◆ **Aim**:
Answer with nothing except the number of lines that contain the word "ffffff".

◆ **Records for the task**:
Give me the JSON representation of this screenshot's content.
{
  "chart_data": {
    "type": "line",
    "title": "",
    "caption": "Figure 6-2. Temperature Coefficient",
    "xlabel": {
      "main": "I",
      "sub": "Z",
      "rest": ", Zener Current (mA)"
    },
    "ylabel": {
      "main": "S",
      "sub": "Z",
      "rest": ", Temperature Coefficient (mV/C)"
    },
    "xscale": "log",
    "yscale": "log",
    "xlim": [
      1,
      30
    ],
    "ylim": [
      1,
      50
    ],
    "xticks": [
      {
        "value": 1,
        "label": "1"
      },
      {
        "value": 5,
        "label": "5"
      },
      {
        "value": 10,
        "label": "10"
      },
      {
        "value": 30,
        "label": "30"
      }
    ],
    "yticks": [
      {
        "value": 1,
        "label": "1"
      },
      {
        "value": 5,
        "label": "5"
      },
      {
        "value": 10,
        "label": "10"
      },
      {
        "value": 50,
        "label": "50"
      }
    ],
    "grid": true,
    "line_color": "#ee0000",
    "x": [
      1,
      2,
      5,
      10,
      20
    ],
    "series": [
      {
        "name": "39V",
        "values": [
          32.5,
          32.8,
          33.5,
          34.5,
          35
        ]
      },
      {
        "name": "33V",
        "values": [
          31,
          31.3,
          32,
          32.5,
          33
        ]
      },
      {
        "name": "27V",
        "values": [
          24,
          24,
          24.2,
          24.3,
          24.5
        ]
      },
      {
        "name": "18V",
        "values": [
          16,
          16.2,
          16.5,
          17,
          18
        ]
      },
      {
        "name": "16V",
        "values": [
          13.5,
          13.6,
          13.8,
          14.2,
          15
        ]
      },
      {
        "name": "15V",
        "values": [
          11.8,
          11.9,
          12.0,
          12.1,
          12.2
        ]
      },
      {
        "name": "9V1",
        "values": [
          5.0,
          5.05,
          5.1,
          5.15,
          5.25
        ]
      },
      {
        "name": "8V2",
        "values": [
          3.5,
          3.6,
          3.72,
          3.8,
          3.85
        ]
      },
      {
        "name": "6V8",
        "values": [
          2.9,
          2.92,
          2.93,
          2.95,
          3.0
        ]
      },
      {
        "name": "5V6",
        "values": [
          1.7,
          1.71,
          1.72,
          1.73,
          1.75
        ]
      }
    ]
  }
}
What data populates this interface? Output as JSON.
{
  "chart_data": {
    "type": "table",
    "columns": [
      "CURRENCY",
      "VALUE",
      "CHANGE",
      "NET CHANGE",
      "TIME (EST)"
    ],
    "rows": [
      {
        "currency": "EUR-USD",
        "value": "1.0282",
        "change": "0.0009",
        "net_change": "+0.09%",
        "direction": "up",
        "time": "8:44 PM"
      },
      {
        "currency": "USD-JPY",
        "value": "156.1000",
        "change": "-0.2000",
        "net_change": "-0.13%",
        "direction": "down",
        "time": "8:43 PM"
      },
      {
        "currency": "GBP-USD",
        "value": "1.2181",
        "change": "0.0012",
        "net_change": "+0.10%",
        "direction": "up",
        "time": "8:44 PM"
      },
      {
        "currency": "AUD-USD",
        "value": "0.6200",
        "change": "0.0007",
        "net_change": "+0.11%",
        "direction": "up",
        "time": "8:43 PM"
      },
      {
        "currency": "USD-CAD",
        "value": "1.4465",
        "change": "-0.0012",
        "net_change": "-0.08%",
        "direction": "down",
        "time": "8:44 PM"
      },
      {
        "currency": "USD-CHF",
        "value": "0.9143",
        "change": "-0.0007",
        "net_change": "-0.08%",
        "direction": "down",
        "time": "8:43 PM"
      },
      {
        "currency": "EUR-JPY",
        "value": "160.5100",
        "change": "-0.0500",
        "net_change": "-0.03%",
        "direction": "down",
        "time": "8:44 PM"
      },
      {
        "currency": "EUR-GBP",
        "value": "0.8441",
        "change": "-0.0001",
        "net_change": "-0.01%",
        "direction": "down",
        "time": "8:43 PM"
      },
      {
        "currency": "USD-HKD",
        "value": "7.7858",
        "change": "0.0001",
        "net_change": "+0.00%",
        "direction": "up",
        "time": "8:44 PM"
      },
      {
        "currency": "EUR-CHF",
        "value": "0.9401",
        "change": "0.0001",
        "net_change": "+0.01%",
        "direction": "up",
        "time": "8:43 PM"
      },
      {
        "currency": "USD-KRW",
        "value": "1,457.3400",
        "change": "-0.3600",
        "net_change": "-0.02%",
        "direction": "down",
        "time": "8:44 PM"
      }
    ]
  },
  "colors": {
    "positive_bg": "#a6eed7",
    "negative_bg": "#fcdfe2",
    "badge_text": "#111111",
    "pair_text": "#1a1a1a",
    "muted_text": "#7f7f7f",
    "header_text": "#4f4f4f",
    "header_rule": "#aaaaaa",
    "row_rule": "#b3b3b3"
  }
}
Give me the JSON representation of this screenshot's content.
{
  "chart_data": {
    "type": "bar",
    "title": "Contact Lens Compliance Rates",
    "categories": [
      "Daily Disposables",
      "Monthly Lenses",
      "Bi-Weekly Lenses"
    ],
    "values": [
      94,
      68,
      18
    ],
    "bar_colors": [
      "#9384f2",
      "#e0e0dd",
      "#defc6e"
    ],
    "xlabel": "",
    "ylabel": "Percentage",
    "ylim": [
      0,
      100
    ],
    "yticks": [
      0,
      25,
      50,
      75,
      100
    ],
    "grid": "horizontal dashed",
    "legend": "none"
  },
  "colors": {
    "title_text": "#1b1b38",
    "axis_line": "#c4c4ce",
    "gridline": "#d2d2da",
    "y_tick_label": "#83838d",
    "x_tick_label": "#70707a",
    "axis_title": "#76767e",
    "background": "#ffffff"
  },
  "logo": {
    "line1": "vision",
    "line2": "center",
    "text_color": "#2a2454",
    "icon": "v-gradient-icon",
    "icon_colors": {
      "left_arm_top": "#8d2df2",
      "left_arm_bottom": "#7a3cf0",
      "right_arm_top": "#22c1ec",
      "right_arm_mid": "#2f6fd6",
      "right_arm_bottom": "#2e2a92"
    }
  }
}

---

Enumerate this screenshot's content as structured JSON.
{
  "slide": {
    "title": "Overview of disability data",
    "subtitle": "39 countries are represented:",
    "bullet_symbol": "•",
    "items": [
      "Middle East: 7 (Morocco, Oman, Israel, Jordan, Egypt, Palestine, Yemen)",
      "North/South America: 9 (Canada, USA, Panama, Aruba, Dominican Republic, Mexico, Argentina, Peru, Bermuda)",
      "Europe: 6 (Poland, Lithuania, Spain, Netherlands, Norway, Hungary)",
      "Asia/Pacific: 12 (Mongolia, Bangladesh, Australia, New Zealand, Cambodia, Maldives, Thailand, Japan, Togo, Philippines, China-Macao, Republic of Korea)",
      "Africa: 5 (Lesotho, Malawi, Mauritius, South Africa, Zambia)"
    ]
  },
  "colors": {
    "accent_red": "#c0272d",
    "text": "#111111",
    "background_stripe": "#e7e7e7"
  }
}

==

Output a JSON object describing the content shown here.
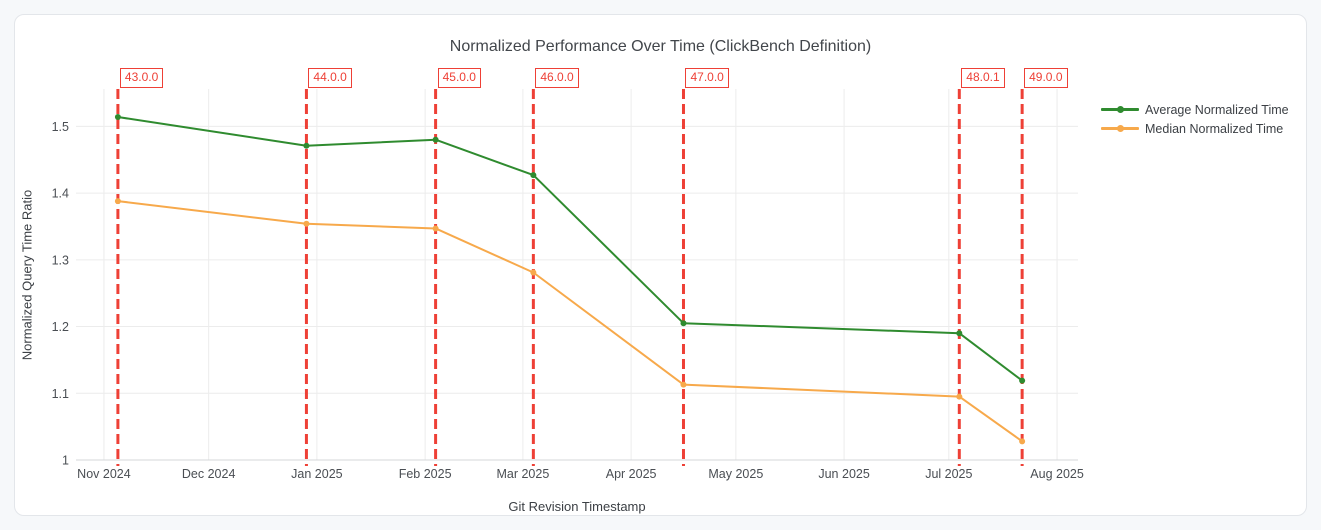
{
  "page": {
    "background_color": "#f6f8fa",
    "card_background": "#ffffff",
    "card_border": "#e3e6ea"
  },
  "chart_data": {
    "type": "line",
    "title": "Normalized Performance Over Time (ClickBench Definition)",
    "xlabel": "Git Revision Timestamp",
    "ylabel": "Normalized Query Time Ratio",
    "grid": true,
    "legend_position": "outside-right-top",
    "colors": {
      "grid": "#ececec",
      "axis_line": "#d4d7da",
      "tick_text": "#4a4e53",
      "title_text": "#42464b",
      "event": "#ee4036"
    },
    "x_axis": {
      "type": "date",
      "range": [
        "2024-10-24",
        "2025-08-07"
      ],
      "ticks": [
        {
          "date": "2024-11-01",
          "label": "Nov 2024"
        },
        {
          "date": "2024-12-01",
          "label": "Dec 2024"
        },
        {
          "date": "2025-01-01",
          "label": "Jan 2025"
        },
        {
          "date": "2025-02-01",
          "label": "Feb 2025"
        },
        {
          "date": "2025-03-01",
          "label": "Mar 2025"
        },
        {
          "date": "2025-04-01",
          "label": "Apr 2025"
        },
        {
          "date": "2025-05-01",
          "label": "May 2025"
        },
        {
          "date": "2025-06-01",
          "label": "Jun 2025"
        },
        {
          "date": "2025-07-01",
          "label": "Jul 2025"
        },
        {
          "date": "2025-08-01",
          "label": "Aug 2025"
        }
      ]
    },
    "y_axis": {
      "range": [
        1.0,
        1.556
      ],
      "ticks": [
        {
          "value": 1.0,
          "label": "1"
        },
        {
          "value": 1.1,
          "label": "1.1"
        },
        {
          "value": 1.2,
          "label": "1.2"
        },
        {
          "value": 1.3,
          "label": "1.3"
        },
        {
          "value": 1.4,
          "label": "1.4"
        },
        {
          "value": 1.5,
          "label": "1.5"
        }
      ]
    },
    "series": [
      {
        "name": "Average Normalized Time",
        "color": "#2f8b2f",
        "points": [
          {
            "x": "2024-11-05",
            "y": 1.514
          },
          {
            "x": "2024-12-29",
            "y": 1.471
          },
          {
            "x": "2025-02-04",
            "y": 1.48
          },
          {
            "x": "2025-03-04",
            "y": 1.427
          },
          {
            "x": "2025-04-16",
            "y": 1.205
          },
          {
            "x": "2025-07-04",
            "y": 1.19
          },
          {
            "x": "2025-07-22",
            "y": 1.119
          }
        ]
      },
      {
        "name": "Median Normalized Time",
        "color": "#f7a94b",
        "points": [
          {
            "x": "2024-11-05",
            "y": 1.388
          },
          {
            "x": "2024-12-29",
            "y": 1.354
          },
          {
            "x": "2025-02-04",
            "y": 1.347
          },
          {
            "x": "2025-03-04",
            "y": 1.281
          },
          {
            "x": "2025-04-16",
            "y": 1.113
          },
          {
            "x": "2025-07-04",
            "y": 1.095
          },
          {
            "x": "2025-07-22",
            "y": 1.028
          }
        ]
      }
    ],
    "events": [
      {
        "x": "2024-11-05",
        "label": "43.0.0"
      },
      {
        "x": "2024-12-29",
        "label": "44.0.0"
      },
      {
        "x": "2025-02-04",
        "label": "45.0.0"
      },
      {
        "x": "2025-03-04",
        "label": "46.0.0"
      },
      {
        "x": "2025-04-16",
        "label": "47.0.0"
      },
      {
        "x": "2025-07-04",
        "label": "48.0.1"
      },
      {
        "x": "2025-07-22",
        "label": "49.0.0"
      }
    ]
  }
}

◆ **Exercise result**:
2